» **What you should do**: Collect each line holding the string "Вестник".

» **Given data**:
···
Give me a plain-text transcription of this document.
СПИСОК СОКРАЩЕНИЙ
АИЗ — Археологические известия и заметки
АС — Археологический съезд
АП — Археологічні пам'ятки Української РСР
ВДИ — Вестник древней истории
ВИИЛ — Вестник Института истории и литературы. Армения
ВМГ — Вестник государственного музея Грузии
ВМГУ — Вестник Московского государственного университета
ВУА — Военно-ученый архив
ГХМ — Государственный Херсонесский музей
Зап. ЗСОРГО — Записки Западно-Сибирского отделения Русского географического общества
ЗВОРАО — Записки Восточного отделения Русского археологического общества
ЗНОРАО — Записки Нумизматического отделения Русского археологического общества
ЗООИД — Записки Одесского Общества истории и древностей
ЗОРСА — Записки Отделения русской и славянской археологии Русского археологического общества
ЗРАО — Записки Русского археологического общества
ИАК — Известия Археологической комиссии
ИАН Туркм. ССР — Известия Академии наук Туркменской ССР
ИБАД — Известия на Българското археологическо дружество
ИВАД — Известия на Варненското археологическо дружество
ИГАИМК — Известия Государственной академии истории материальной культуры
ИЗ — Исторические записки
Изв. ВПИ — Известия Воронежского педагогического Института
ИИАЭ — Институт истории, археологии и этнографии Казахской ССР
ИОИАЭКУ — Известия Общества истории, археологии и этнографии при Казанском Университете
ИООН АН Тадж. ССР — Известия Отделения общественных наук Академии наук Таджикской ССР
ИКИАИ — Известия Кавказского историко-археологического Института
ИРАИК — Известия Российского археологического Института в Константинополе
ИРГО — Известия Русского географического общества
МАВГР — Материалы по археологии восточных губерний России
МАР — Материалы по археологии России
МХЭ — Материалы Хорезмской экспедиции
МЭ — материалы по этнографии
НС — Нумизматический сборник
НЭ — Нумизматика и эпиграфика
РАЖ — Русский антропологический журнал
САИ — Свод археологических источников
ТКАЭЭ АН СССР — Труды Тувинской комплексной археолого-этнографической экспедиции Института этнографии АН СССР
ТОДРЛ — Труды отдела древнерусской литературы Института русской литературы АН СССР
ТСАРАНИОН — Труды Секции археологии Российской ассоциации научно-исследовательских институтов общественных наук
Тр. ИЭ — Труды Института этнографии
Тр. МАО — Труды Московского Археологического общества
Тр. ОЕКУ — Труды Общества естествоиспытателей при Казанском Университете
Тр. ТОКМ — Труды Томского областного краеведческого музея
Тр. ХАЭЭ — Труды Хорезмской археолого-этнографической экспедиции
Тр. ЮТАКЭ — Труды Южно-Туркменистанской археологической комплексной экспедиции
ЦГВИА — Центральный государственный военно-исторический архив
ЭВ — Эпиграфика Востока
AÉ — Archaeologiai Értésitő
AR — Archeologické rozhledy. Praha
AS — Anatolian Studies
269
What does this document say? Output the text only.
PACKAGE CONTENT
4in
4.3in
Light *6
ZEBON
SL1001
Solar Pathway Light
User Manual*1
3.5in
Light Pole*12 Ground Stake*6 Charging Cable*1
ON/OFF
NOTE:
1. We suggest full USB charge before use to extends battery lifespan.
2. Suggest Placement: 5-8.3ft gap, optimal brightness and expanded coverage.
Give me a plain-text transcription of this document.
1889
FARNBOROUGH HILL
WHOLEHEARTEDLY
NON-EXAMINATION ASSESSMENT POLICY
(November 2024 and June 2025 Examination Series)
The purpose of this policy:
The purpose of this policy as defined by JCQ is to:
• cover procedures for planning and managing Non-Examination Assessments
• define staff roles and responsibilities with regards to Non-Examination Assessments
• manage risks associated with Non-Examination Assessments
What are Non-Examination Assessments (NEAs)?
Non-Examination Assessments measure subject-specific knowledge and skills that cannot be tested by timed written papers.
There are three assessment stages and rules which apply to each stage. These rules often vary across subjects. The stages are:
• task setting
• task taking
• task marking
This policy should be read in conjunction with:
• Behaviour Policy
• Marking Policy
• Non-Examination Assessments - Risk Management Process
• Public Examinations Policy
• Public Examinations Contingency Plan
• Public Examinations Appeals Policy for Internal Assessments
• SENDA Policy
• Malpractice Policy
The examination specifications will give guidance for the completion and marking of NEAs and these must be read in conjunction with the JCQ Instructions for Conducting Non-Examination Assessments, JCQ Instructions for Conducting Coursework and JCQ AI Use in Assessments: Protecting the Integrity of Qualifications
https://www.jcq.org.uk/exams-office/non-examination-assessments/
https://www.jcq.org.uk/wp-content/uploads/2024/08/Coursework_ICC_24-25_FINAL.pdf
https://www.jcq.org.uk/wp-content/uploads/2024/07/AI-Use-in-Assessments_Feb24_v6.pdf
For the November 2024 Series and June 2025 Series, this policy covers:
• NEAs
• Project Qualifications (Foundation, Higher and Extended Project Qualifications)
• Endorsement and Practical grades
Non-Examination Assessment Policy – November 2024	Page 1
···
» **Task output**:
ВДИ — Вестник древней истории
ВИИЛ — Вестник Института истории и литературы. Армения
ВМГ — Вестник государственного музея Грузии
ВМГУ — Вестник Московского государственного университета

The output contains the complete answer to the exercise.